▶ Goal: Begin at the line containing "Transcribe this image's" and copy exactly through the last line of the listing, skipping every picture.
-----
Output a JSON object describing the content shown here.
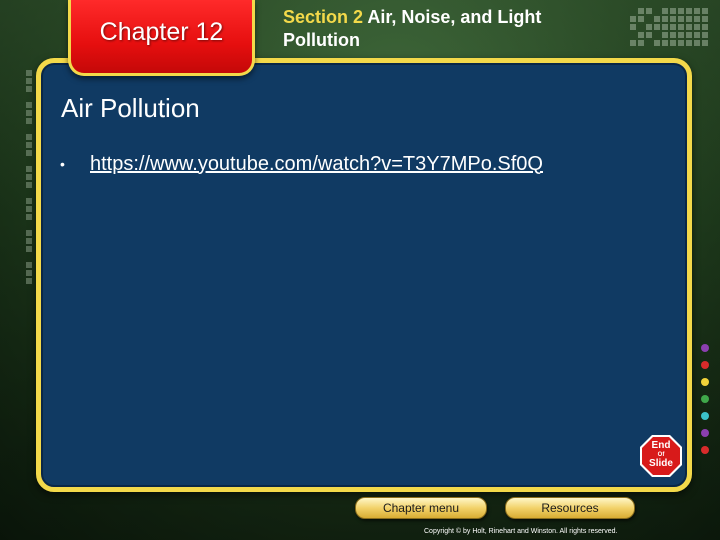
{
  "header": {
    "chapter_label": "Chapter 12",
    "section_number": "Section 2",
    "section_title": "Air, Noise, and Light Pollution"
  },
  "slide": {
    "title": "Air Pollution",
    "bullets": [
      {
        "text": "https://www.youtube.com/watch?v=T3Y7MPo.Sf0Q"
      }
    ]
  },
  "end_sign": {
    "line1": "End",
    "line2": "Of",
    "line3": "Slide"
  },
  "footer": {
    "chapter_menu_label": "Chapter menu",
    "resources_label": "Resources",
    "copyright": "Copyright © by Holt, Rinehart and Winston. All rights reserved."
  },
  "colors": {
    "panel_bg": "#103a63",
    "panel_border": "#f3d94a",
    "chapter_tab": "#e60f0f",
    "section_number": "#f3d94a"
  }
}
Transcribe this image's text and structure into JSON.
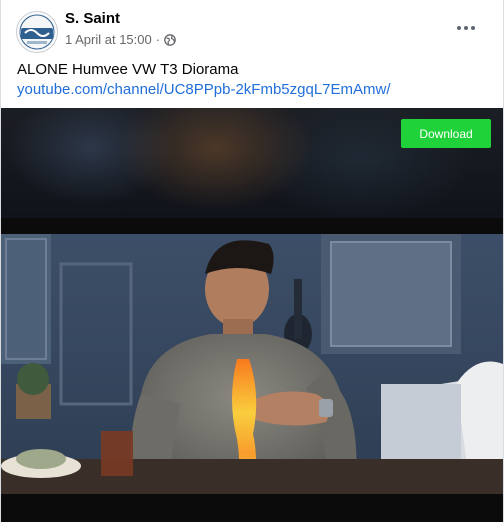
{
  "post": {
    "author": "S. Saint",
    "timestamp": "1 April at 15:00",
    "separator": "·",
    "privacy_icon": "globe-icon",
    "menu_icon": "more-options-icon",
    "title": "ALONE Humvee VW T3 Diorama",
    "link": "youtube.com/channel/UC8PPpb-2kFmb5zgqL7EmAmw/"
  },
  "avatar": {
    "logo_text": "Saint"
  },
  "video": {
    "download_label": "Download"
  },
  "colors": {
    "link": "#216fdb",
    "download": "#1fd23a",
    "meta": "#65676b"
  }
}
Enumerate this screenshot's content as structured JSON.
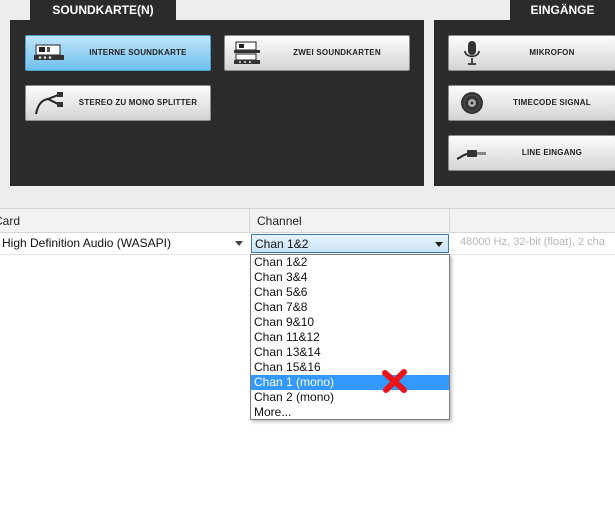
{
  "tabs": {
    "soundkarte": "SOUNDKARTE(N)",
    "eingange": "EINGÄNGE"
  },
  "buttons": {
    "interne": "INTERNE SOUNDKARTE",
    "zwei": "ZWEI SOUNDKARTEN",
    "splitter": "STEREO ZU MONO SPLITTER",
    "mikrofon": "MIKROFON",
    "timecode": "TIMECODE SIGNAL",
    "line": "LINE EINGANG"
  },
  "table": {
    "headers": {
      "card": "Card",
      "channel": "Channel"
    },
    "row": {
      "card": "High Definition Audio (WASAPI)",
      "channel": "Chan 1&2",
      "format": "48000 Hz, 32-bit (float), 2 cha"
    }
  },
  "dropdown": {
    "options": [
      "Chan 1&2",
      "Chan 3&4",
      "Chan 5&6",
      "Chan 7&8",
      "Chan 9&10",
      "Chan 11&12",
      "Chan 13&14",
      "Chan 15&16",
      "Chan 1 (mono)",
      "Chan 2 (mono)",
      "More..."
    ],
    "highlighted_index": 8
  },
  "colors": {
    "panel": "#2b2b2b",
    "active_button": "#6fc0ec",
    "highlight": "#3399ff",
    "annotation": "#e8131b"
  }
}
-----
▶ Problem solution:
Transcribe this image's text and structure into JSON.
{
  "post": {
    "author": "S. Saint",
    "timestamp": "1 April at 15:00",
    "separator": "·",
    "privacy_icon": "globe-icon",
    "menu_icon": "more-options-icon",
    "title": "ALONE Humvee VW T3 Diorama",
    "link": "youtube.com/channel/UC8PPpb-2kFmb5zgqL7EmAmw/"
  },
  "avatar": {
    "logo_text": "Saint"
  },
  "video": {
    "download_label": "Download"
  },
  "colors": {
    "link": "#216fdb",
    "download": "#1fd23a",
    "meta": "#65676b"
  }
}
Enumerate this screenshot's content as structured JSON.
{
  "tabs": {
    "soundkarte": "SOUNDKARTE(N)",
    "eingange": "EINGÄNGE"
  },
  "buttons": {
    "interne": "INTERNE SOUNDKARTE",
    "zwei": "ZWEI SOUNDKARTEN",
    "splitter": "STEREO ZU MONO SPLITTER",
    "mikrofon": "MIKROFON",
    "timecode": "TIMECODE SIGNAL",
    "line": "LINE EINGANG"
  },
  "table": {
    "headers": {
      "card": "Card",
      "channel": "Channel"
    },
    "row": {
      "card": "High Definition Audio (WASAPI)",
      "channel": "Chan 1&2",
      "format": "48000 Hz, 32-bit (float), 2 cha"
    }
  },
  "dropdown": {
    "options": [
      "Chan 1&2",
      "Chan 3&4",
      "Chan 5&6",
      "Chan 7&8",
      "Chan 9&10",
      "Chan 11&12",
      "Chan 13&14",
      "Chan 15&16",
      "Chan 1 (mono)",
      "Chan 2 (mono)",
      "More..."
    ],
    "highlighted_index": 8
  },
  "colors": {
    "panel": "#2b2b2b",
    "active_button": "#6fc0ec",
    "highlight": "#3399ff",
    "annotation": "#e8131b"
  }
}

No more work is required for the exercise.